What is required:
Look through the records that follow. Copy every line containing the word "JSON".

Data supplied:
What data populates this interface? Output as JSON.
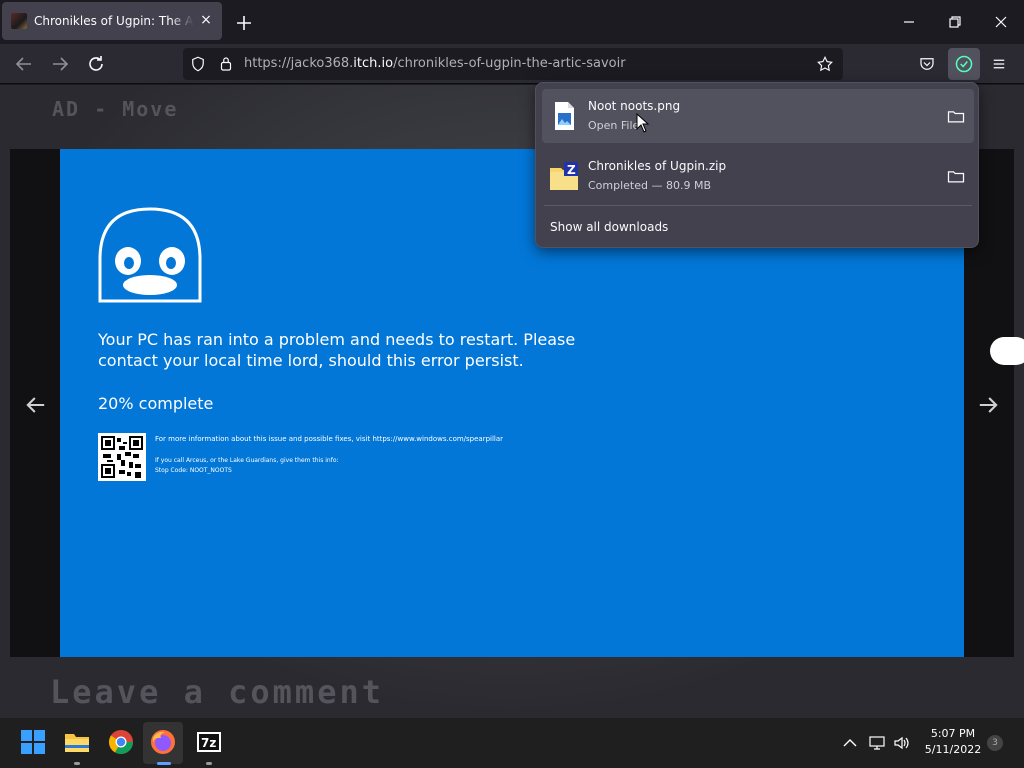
{
  "browser": {
    "tab_title": "Chronikles of Ugpin: The Artic Savoir",
    "tab_close": "×",
    "url_prefix": "https://jacko368.",
    "url_host": "itch.io",
    "url_path": "/chronikles-of-ugpin-the-artic-savoir"
  },
  "page": {
    "controls_hint": "AD - Move",
    "comment_heading": "Leave a comment",
    "bsod": {
      "message": "Your PC has ran into a problem and needs to restart. Please contact your local time lord, should this error persist.",
      "progress": "20% complete",
      "progress_fraction": 0.2,
      "info_line": "For more information about this issue and possible fixes, visit https://www.windows.com/spearpillar",
      "guardians_line": "If you call Arceus, or the Lake Guardians, give them this info:",
      "stop_code": "Stop Code: NOOT_NOOTS"
    }
  },
  "downloads": {
    "items": [
      {
        "name": "Noot noots.png",
        "status": "Open File",
        "icon": "image-file-icon"
      },
      {
        "name": "Chronikles of Ugpin.zip",
        "status": "Completed — 80.9 MB",
        "icon": "zip-archive-icon"
      }
    ],
    "show_all": "Show all downloads"
  },
  "taskbar": {
    "apps": [
      "start-icon",
      "file-explorer-icon",
      "chrome-icon",
      "firefox-icon",
      "7zip-icon"
    ],
    "seven_zip_label": "7z",
    "time": "5:07 PM",
    "date": "5/11/2022",
    "notifications": "3"
  },
  "colors": {
    "bsod_blue": "#0277d8",
    "browser_dark": "#1c1b22",
    "panel": "#42414d",
    "accent": "#54ffbd"
  }
}
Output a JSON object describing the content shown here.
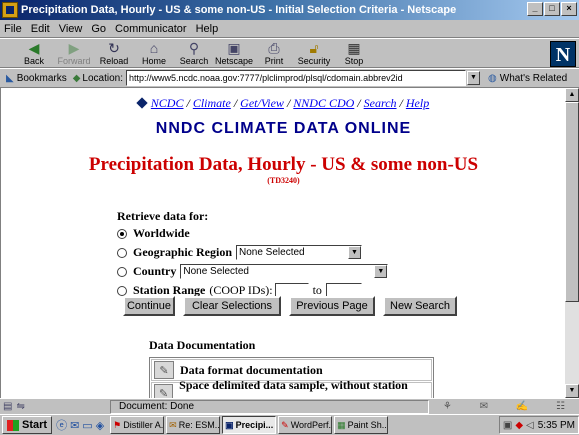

Written response:
What data populates this interface? Output as JSON.
Output a JSON object describing the content shown here.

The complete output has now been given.